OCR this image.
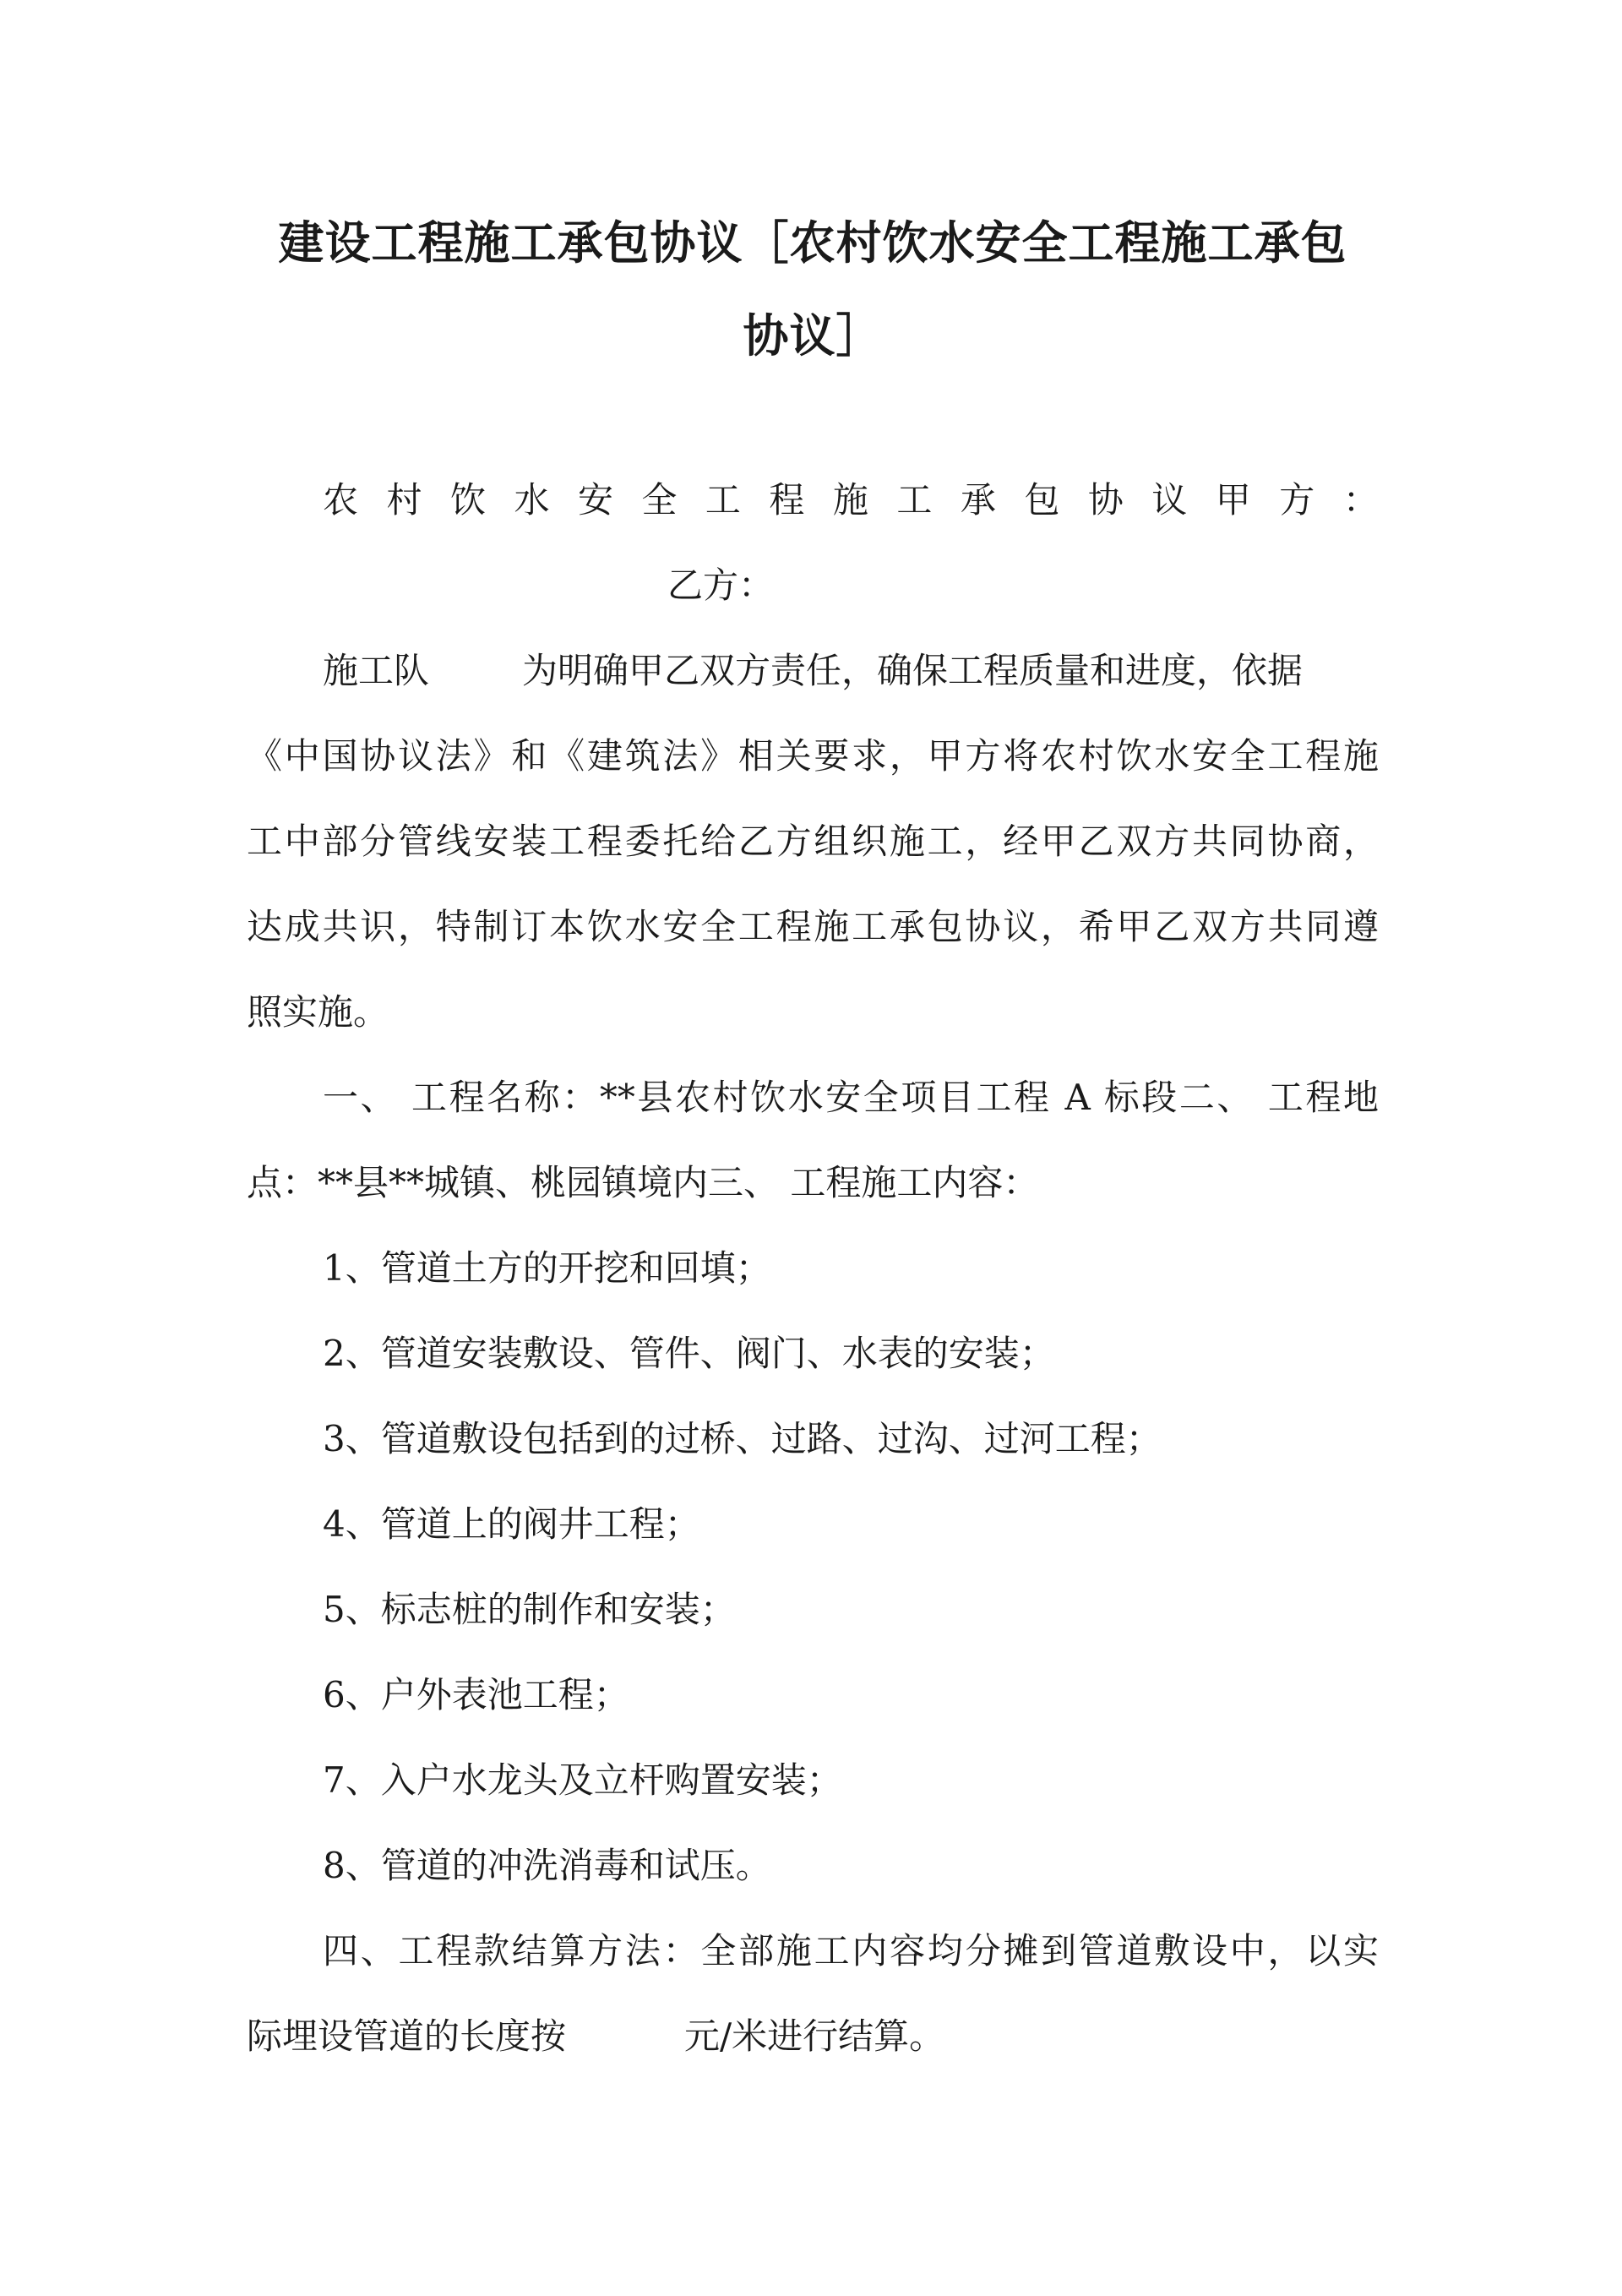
建设工程施工承包协议［农村饮水安全工程施工承包
协议］
农 村 饮 水 安 全 工 程 施 工 承 包 协 议 甲 方 ：
乙方：
施工队	为明确甲乙双方责任，确保工程质量和进度，依据
《中国协议法》和《建筑法》相关要求，甲方将农村饮水安全工程施
工中部分管线安装工程委托给乙方组织施工，经甲乙双方共同协商，
达成共识，特制订本饮水安全工程施工承包协议，希甲乙双方共同遵
照实施。
一、 工程名称：**县农村饮水安全项目工程 A 标段二、 工程地
点：**县**城镇、桃园镇境内三、 工程施工内容：
1、管道土方的开挖和回填；
2、管道安装敷设、管件、阀门、水表的安装；
3、管道敷设包括到的过桥、过路、过沟、过河工程；
4、管道上的阀井工程；
5、标志桩的制作和安装；
6、户外表池工程；
7、入户水龙头及立杆购置安装；
8、管道的冲洗消毒和试压。
四、工程款结算方法：全部施工内容均分摊到管道敷设中，以实
际埋设管道的长度按	元/米进行结算。
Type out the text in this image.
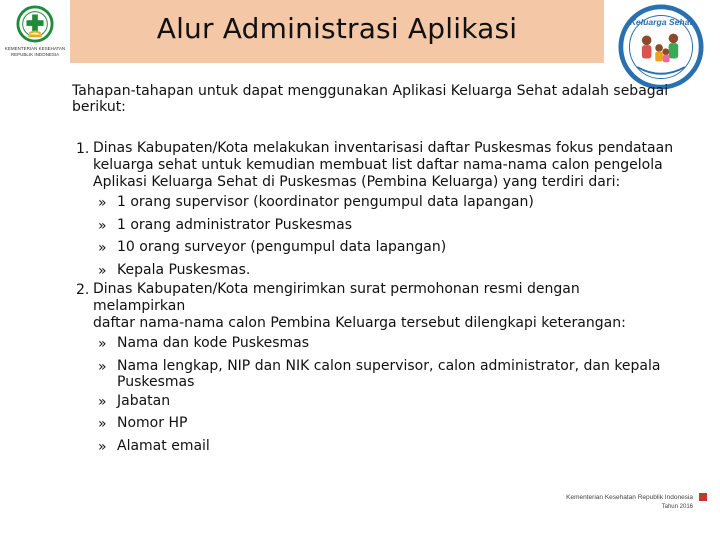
KEMENTERIAN KESEHATAN
REPUBLIK INDONESIA
Alur Administrasi Aplikasi	Keluarga Sehat
Tahapan-tahapan untuk dapat menggunakan Aplikasi Keluarga Sehat adalah sebagai berikut:
1. Dinas Kabupaten/Kota melakukan inventarisasi daftar Puskesmas fokus pendataan
keluarga sehat untuk kemudian membuat list daftar nama-nama calon pengelola
Aplikasi Keluarga Sehat di Puskesmas (Pembina Keluarga) yang terdiri dari:
» 1 orang supervisor (koordinator pengumpul data lapangan)
» 1 orang administrator Puskesmas
» 10 orang surveyor (pengumpul data lapangan)
» Kepala Puskesmas.
2. Dinas Kabupaten/Kota mengirimkan surat permohonan resmi dengan melampirkan
daftar nama-nama calon Pembina Keluarga tersebut dilengkapi keterangan:
» Nama dan kode Puskesmas
» Nama lengkap, NIP dan NIK calon supervisor, calon administrator, dan kepala Puskesmas
» Jabatan
» Nomor HP
» Alamat email
Kementerian Kesehatan Republik Indonesia
Tahun 2016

################

*Exercise requirements*
Pick out each line containing "supervisor" and report it.

*Response to the exercise*
» 1 orang supervisor (koordinator pengumpul data lapangan)
» Nama lengkap, NIP dan NIK calon supervisor, calon administrator, dan kepala Puskesmas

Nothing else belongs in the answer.